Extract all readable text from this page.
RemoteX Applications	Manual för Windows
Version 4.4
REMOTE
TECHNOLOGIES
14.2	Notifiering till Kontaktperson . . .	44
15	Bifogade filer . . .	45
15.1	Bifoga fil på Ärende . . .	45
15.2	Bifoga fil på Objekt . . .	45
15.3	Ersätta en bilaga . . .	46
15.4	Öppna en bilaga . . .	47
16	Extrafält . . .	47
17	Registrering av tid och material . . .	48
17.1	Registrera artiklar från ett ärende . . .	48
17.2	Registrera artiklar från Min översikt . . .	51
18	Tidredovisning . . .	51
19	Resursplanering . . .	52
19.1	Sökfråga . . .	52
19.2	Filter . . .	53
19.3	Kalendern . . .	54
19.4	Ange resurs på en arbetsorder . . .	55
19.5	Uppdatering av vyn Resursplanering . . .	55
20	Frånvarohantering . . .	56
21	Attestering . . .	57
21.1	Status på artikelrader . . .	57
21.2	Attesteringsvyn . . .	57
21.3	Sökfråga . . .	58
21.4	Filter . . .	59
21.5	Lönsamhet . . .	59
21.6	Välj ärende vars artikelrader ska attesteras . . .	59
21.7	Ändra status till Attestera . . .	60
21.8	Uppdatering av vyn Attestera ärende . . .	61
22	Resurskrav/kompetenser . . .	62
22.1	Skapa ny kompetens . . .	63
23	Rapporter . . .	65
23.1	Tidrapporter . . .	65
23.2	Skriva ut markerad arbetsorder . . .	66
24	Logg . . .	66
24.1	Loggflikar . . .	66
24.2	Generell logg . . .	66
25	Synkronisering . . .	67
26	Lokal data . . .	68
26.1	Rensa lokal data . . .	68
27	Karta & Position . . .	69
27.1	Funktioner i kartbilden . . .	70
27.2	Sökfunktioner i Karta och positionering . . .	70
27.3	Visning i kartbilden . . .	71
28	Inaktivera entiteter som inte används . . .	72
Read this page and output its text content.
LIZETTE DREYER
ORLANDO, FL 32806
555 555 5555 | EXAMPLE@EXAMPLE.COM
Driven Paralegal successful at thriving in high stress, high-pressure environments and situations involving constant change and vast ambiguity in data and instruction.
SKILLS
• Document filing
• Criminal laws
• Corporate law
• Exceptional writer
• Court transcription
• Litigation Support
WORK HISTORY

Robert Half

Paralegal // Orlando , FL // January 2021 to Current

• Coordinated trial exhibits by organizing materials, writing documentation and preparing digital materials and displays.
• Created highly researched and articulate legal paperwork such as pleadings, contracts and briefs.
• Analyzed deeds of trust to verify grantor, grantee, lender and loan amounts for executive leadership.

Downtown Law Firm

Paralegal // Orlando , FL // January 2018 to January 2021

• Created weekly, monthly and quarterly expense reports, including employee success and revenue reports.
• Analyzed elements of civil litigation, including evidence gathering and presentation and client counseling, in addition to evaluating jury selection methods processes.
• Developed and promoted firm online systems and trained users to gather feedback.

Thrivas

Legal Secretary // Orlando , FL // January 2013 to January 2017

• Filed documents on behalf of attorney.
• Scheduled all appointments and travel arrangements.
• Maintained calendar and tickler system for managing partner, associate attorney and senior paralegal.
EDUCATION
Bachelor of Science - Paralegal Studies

----------

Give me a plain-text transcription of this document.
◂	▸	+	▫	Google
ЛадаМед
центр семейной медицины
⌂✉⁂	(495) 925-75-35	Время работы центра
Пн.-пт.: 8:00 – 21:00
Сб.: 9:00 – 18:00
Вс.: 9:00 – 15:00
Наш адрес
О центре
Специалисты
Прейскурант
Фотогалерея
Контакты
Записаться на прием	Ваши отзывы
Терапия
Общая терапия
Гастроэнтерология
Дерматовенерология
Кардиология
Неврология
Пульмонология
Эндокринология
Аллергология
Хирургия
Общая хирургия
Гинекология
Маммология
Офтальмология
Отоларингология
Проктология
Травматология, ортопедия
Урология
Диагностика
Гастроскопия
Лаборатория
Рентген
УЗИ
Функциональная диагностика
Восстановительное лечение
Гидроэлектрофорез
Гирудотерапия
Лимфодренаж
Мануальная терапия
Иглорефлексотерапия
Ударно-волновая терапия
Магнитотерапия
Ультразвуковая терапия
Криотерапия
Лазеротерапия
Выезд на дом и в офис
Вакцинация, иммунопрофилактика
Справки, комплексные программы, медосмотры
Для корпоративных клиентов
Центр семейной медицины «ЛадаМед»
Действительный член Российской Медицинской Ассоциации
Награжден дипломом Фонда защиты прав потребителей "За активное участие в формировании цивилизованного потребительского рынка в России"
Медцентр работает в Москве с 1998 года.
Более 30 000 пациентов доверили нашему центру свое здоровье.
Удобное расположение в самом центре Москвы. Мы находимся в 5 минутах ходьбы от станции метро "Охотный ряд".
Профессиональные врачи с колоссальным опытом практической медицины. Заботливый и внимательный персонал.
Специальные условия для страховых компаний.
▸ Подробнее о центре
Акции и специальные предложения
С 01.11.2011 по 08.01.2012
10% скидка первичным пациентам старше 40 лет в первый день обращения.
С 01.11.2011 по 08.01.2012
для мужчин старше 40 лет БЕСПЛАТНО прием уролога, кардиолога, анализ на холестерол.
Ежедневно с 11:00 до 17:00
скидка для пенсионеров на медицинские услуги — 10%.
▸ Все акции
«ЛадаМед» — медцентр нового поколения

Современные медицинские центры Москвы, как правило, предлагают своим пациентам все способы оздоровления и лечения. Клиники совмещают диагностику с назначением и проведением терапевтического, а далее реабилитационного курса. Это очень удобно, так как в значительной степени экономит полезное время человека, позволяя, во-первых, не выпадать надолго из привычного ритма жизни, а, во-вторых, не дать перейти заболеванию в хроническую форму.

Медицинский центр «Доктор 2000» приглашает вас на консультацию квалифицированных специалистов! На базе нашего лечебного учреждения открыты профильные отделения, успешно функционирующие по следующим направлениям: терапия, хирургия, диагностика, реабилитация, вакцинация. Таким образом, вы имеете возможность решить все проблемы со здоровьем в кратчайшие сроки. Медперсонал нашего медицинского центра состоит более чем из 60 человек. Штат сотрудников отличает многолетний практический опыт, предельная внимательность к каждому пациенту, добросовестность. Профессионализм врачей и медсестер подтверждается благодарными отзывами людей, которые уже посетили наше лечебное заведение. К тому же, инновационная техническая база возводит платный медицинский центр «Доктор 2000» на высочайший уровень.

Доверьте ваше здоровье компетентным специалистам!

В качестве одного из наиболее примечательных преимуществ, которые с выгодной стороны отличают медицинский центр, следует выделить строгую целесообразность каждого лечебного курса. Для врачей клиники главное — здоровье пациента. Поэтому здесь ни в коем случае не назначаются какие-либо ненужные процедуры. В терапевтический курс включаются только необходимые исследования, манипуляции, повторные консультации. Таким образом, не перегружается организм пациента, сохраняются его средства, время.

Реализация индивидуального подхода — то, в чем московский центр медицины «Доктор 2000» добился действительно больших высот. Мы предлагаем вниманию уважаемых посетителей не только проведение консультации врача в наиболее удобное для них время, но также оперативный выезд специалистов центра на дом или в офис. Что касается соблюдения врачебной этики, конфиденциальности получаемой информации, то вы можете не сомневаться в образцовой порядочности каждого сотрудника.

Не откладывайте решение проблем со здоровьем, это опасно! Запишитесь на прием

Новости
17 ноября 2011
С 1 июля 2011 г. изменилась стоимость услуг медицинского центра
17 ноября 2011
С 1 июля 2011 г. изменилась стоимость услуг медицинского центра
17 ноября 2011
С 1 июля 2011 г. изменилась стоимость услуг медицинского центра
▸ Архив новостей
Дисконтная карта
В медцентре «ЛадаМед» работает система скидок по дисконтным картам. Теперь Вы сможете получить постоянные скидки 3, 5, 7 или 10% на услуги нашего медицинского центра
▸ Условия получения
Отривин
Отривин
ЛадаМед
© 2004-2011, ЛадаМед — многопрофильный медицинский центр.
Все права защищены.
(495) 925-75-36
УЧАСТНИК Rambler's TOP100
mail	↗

----------

◆ EXERCISE AIM:
Go through the preceding material and copy each line that has the word "ЛадаМед".

◆ REPLY:
ЛадаМед
Центр семейной медицины «ЛадаМед»
«ЛадаМед» — медцентр нового поколения
В медцентре «ЛадаМед» работает система скидок по дисконтным картам. Теперь Вы сможете получить постоянные скидки 3, 5, 7 или 10% на услуги нашего медицинского центра
ЛадаМед
© 2004-2011, ЛадаМед — многопрофильный медицинский центр.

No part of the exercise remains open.